Write out the entire listing below exactly, with the pictures left out.
'''
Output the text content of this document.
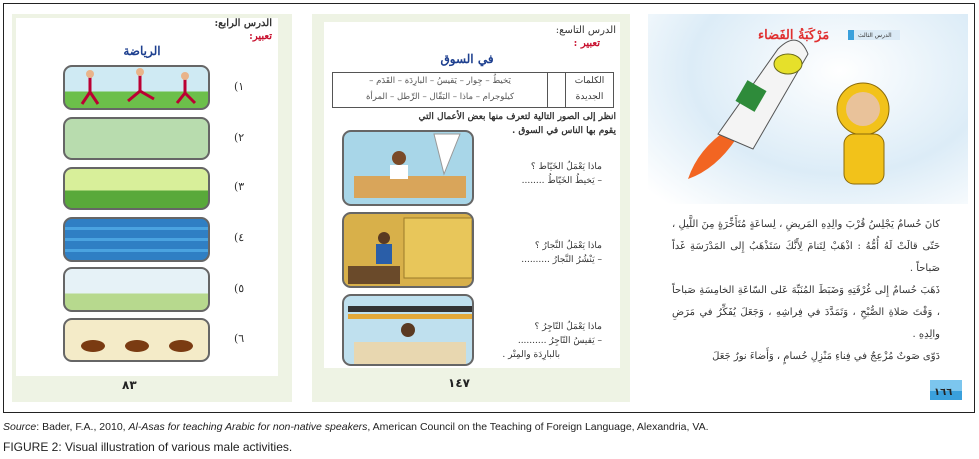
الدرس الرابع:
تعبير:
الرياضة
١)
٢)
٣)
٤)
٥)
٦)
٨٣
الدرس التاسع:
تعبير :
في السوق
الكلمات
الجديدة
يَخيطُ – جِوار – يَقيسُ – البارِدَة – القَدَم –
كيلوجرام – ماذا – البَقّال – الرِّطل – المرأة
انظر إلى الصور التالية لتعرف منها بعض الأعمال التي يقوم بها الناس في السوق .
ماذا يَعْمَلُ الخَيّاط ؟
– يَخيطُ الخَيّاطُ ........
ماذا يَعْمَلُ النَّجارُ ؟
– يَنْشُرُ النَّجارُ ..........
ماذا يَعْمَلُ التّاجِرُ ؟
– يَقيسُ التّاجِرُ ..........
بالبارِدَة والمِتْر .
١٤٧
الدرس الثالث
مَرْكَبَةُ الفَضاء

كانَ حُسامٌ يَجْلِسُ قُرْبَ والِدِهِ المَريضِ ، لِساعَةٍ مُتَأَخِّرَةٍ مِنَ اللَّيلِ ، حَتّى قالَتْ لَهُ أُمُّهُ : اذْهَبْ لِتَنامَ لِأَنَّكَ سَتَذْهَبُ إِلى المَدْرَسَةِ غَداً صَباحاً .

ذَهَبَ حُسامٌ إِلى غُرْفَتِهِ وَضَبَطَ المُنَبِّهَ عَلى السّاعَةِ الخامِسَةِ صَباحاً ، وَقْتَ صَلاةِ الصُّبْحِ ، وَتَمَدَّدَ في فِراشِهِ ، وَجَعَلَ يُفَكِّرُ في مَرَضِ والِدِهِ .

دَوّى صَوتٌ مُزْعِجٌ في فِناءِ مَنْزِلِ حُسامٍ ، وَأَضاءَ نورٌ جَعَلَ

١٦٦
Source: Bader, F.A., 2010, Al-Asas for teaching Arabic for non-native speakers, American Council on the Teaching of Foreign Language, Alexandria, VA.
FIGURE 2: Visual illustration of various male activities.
'''
THE SOLUTION
Output the text content of this document.
الدرس الرابع:
تعبير:
الرياضة
١)
٢)
٣)
٤)
٥)
٦)
٨٣
الدرس التاسع:
تعبير :
في السوق
الكلمات
الجديدة
يَخيطُ – جِوار – يَقيسُ – البارِدَة – القَدَم –
كيلوجرام – ماذا – البَقّال – الرِّطل – المرأة
انظر إلى الصور التالية لتعرف منها بعض الأعمال التي يقوم بها الناس في السوق .
ماذا يَعْمَلُ الخَيّاط ؟
– يَخيطُ الخَيّاطُ ........
ماذا يَعْمَلُ النَّجارُ ؟
– يَنْشُرُ النَّجارُ ..........
ماذا يَعْمَلُ التّاجِرُ ؟
– يَقيسُ التّاجِرُ ..........
بالبارِدَة والمِتْر .
١٤٧
الدرس الثالث
مَرْكَبَةُ الفَضاء

كانَ حُسامٌ يَجْلِسُ قُرْبَ والِدِهِ المَريضِ ، لِساعَةٍ مُتَأَخِّرَةٍ مِنَ اللَّيلِ ، حَتّى قالَتْ لَهُ أُمُّهُ : اذْهَبْ لِتَنامَ لِأَنَّكَ سَتَذْهَبُ إِلى المَدْرَسَةِ غَداً صَباحاً .

ذَهَبَ حُسامٌ إِلى غُرْفَتِهِ وَضَبَطَ المُنَبِّهَ عَلى السّاعَةِ الخامِسَةِ صَباحاً ، وَقْتَ صَلاةِ الصُّبْحِ ، وَتَمَدَّدَ في فِراشِهِ ، وَجَعَلَ يُفَكِّرُ في مَرَضِ والِدِهِ .

دَوّى صَوتٌ مُزْعِجٌ في فِناءِ مَنْزِلِ حُسامٍ ، وَأَضاءَ نورٌ جَعَلَ

١٦٦
Source: Bader, F.A., 2010, Al-Asas for teaching Arabic for non-native speakers, American Council on the Teaching of Foreign Language, Alexandria, VA.
FIGURE 2: Visual illustration of various male activities.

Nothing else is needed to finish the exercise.